* **Stated task**:
Show all lines from the listing below that contain "Corinthians".

* **Material**:
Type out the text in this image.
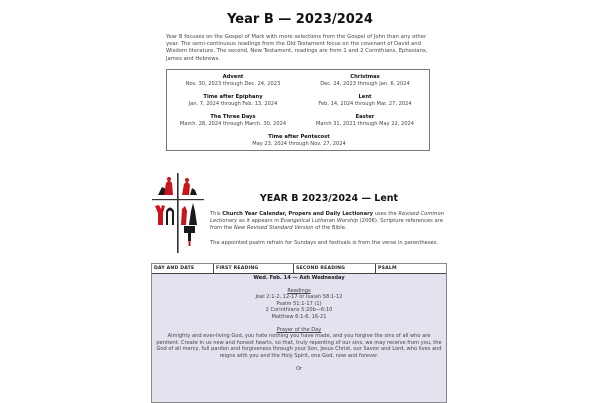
Year B — 2023/2024
Year B focuses on the Gospel of Mark with more selections from the Gospel of John than any other year. The semi-continuous readings from the Old Testament focus on the covenant of David and Wisdom literature. The second, New Testament, readings are from 1 and 2 Corinthians, Ephesians, James and Hebrews.
Advent
Nov. 30, 2023 through Dec. 24, 2023
Christmas
Dec. 24, 2023 through Jan. 6, 2024
Time after Epiphany
Jan. 7, 2024 through Feb. 13, 2024
Lent
Feb. 14, 2024 through Mar. 27, 2024
The Three Days
March. 28, 2024 through March. 30, 2024
Easter
March 31, 2021 through May 22, 2024
Time after Pentecost
May 23, 2024 through Nov. 27, 2024
YEAR B 2023/2024 — Lent
This Church Year Calendar, Propers and Daily Lectionary uses the Revised Common Lectionary as it appears in Evangelical Lutheran Worship (2006). Scripture references are from the New Revised Standard Version of the Bible.
The appointed psalm refrain for Sundays and festivals is from the verse in parentheses.
DAY AND DATE	FIRST READING	SECOND READING	PSALM
Wed. Feb. 14 — Ash Wednesday
Readings
Joel 2:1-2, 12-17 or Isaiah 58:1-12
Psalm 51:1-17 (1)
2 Corinthians 5:20b—6:10
Matthew 6:1-6, 16-21
Prayer of the Day
Almighty and ever-living God, you hate nothing you have made, and you forgive the sins of all who are penitent. Create in us new and honest hearts, so that, truly repenting of our sins, we may receive from you, the God of all mercy, full pardon and forgiveness through your Son, Jesus Christ, our Savior and Lord, who lives and reigns with you and the Holy Spirit, one God, now and forever.
Or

* **Answer to this task**:
Year B focuses on the Gospel of Mark with more selections from the Gospel of John than any other year. The semi-continuous readings from the Old Testament focus on the covenant of David and Wisdom literature. The second, New Testament, readings are from 1 and 2 Corinthians, Ephesians, James and Hebrews.
2 Corinthians 5:20b—6:10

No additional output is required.